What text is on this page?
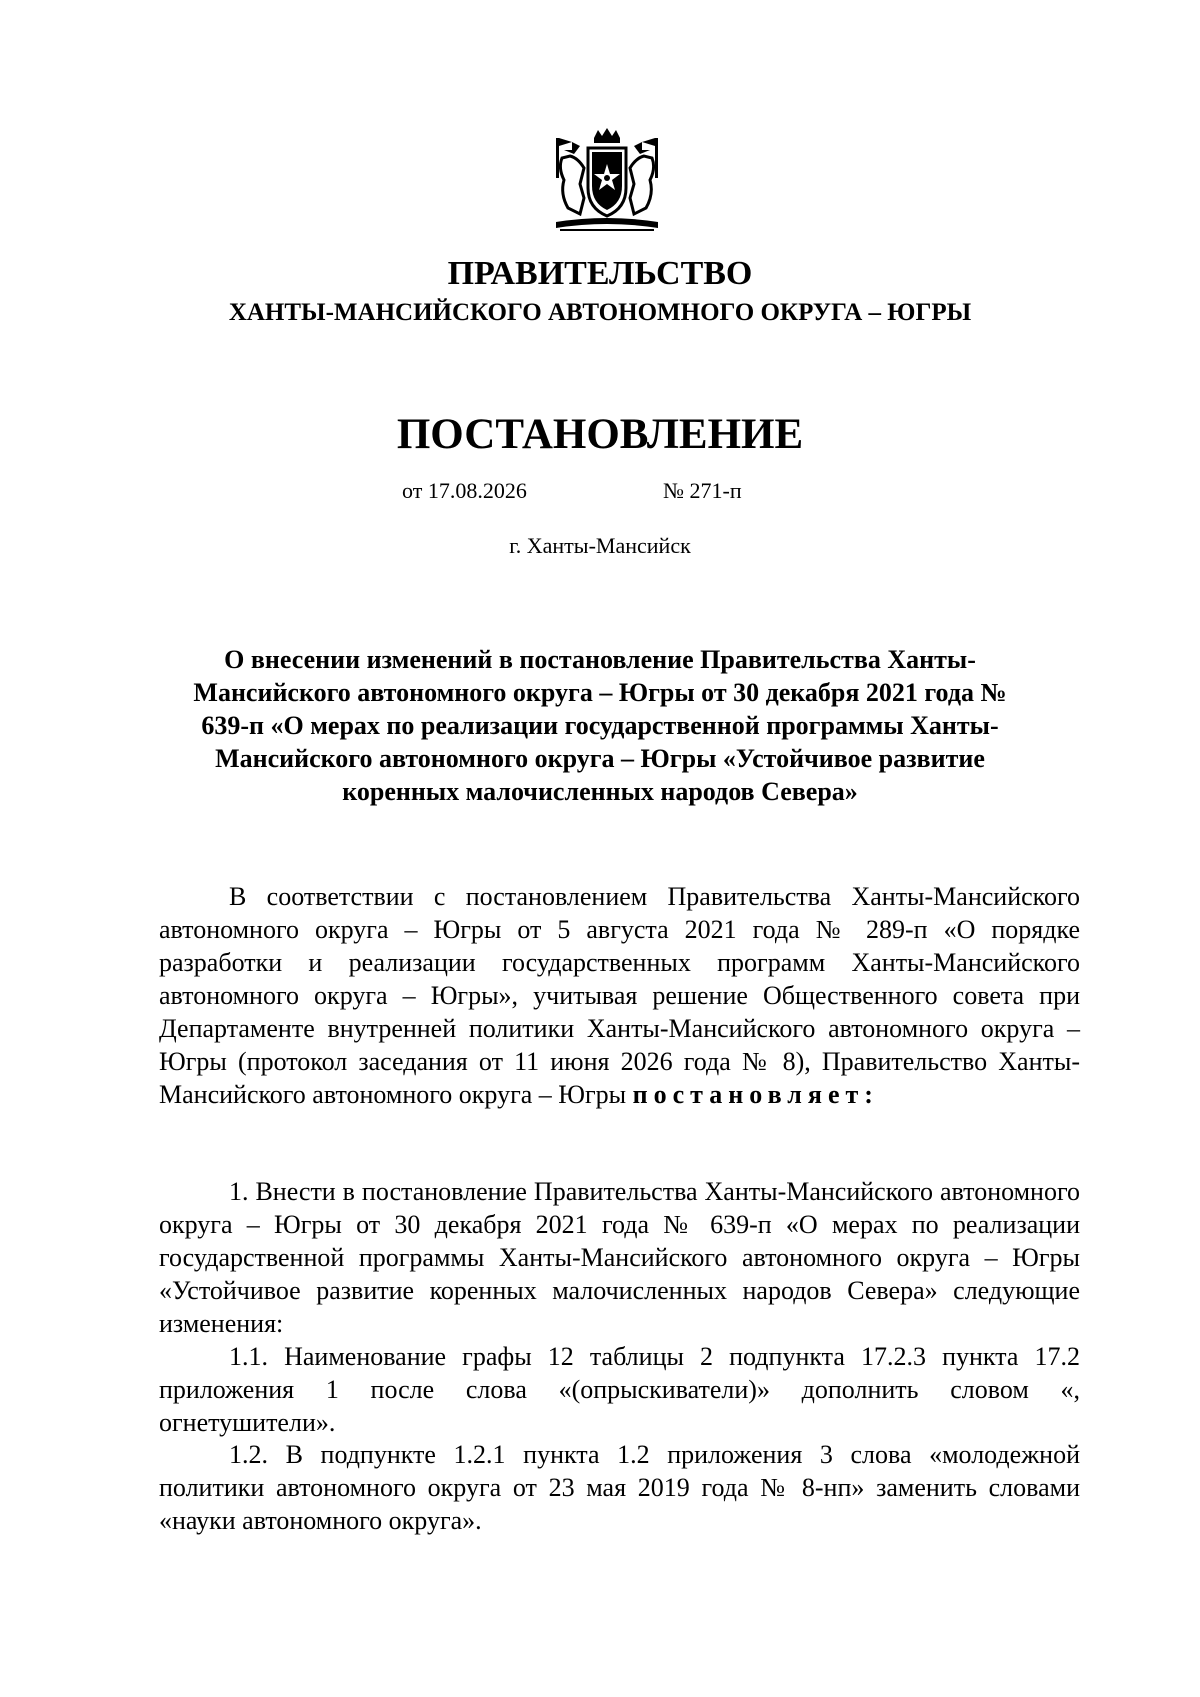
ПРАВИТЕЛЬСТВО
ХАНТЫ-МАНСИЙСКОГО АВТОНОМНОГО ОКРУГА – ЮГРЫ
ПОСТАНОВЛЕНИЕ
от 17.08.2026	№ 271-п
г. Ханты-Мансийск
О внесении изменений в постановление Правительства Ханты-Мансийского автономного округа – Югры от 30 декабря 2021 года № 639-п «О мерах по реализации государственной программы Ханты-Мансийского автономного округа – Югры «Устойчивое развитие коренных малочисленных народов Севера»
В соответствии с постановлением Правительства Ханты-Мансийского автономного округа – Югры от 5 августа 2021 года № 289-п «О порядке разработки и реализации государственных программ Ханты-Мансийского автономного округа – Югры», учитывая решение Общественного совета при Департаменте внутренней политики Ханты-Мансийского автономного округа – Югры (протокол заседания от 11 июня 2026 года № 8), Правительство Ханты-Мансийского автономного округа – Югры постановляет:
1. Внести в постановление Правительства Ханты-Мансийского автономного округа – Югры от 30 декабря 2021 года № 639-п «О мерах по реализации государственной программы Ханты-Мансийского автономного округа – Югры «Устойчивое развитие коренных малочисленных народов Севера» следующие изменения:
1.1. Наименование графы 12 таблицы 2 подпункта 17.2.3 пункта 17.2 приложения 1 после слова «(опрыскиватели)» дополнить словом «, огнетушители».
1.2. В подпункте 1.2.1 пункта 1.2 приложения 3 слова «молодежной политики автономного округа от 23 мая 2019 года № 8-нп» заменить словами «науки автономного округа».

|---|

» **THE PROBLEM**
All lines in the data that contain the word "слова" should be copied.

» **CORRECT RESPONSE**
1.1. Наименование графы 12 таблицы 2 подпункта 17.2.3 пункта 17.2 приложения 1 после слова «(опрыскиватели)» дополнить словом «, огнетушители».
1.2. В подпункте 1.2.1 пункта 1.2 приложения 3 слова «молодежной политики автономного округа от 23 мая 2019 года № 8-нп» заменить словами «науки автономного округа».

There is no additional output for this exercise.